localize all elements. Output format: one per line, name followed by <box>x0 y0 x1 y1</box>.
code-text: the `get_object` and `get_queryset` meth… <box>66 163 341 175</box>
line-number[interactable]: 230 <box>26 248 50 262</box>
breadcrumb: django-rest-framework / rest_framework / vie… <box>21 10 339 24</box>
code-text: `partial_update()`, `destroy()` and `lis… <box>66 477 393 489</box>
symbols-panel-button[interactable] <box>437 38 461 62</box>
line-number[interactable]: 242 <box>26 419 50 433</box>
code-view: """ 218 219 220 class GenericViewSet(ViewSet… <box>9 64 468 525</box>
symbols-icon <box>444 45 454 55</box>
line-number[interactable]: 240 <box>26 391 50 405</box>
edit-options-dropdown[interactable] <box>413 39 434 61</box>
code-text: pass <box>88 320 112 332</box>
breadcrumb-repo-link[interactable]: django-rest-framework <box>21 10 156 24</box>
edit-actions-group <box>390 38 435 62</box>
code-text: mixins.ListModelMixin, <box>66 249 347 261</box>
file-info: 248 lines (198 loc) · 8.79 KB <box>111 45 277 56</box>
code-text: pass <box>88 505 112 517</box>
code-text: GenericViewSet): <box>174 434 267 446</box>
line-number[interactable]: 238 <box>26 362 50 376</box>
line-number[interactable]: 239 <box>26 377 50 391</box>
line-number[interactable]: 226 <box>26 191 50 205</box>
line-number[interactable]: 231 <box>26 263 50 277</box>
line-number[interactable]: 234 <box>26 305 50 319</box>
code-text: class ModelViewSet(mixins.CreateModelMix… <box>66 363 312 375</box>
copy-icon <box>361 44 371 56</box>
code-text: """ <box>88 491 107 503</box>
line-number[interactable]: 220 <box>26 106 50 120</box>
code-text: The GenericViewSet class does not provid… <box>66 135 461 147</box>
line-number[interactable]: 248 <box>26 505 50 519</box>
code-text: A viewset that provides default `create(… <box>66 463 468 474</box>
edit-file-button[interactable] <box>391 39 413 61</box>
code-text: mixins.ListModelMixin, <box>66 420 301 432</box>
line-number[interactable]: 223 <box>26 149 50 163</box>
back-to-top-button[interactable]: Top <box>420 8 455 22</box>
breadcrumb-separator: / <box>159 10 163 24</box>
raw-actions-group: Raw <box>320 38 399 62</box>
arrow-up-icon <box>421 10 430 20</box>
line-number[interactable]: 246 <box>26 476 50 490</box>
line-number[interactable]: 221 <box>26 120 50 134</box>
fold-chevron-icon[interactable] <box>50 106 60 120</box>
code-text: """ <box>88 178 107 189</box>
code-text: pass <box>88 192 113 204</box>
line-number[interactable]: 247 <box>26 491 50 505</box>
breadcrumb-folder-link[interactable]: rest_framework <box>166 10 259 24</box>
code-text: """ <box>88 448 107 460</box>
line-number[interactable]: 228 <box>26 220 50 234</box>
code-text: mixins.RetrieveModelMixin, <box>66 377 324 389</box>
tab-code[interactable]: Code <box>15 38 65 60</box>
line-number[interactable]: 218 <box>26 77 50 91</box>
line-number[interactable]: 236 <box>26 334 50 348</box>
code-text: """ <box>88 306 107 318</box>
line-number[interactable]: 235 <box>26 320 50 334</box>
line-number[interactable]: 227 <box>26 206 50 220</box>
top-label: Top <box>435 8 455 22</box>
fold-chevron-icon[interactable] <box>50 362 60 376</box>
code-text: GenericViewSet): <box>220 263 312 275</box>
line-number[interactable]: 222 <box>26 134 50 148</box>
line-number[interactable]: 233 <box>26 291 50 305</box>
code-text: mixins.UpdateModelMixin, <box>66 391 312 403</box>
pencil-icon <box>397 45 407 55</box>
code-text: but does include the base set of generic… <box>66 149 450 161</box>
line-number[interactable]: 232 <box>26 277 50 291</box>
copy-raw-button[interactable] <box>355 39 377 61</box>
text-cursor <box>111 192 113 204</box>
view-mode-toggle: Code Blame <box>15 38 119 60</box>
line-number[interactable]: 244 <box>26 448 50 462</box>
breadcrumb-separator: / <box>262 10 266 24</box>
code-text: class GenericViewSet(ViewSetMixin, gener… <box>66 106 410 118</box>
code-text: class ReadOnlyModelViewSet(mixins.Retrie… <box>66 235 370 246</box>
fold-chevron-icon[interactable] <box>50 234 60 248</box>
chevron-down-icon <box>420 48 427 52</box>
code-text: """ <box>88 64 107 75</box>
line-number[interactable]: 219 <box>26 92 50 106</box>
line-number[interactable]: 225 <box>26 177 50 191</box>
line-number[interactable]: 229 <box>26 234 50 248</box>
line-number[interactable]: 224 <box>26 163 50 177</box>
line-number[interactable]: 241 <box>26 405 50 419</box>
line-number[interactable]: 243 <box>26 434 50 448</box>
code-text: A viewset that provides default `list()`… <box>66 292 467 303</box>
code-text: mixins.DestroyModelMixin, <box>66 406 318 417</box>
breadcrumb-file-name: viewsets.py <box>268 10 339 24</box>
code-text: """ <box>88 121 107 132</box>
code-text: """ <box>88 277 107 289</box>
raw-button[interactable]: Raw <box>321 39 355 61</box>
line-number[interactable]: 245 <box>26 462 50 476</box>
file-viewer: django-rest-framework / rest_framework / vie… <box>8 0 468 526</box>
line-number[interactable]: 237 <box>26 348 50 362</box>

_ _ _ _

Can you copy out, word for word, the stretch of the listing from its first line through the line containing "line-number[interactable]: 230 <box>26"?

TASK SOLUTION:
localize all elements. Output format: one per line, name followed by <box>x0 y0 x1 y1</box>.
code-text: the `get_object` and `get_queryset` meth… <box>66 163 341 175</box>
line-number[interactable]: 230 <box>26 248 50 262</box>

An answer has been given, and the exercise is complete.